Records from a data source:

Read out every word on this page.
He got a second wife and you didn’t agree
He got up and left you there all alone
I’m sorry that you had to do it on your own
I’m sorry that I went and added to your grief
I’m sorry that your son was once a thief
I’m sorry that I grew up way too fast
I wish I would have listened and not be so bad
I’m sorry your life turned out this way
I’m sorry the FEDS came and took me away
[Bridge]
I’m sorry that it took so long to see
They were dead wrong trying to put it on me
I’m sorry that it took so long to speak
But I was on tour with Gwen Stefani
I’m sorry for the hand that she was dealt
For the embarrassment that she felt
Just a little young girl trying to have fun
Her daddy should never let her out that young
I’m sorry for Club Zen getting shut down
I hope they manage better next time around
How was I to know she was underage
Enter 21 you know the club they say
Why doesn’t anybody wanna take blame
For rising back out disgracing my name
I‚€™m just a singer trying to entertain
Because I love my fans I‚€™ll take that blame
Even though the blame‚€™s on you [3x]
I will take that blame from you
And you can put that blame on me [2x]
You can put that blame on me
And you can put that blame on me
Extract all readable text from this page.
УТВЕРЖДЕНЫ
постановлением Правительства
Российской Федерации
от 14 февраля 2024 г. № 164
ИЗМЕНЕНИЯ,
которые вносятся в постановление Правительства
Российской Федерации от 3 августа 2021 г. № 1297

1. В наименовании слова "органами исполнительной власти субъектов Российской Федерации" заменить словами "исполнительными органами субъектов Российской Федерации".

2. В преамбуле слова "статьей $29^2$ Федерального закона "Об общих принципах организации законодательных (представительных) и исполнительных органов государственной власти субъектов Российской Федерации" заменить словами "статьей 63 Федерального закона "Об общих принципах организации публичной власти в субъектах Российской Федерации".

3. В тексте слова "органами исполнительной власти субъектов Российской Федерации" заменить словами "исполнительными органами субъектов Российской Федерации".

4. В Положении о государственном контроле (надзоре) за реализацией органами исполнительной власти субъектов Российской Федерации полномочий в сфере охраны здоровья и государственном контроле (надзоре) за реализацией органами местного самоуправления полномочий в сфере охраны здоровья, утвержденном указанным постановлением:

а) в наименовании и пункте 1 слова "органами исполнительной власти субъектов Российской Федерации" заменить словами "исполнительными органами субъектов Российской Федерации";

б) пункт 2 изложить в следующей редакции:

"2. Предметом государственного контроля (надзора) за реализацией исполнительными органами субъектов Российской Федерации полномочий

▸ Your objective
For each line in the data above that contains the string "полномочий", extract the line.

▸ Written solution
4. В Положении о государственном контроле (надзоре) за реализацией органами исполнительной власти субъектов Российской Федерации полномочий в сфере охраны здоровья и государственном контроле (надзоре) за реализацией органами местного самоуправления полномочий в сфере охраны здоровья, утвержденном указанным постановлением:
"2. Предметом государственного контроля (надзора) за реализацией исполнительными органами субъектов Российской Федерации полномочий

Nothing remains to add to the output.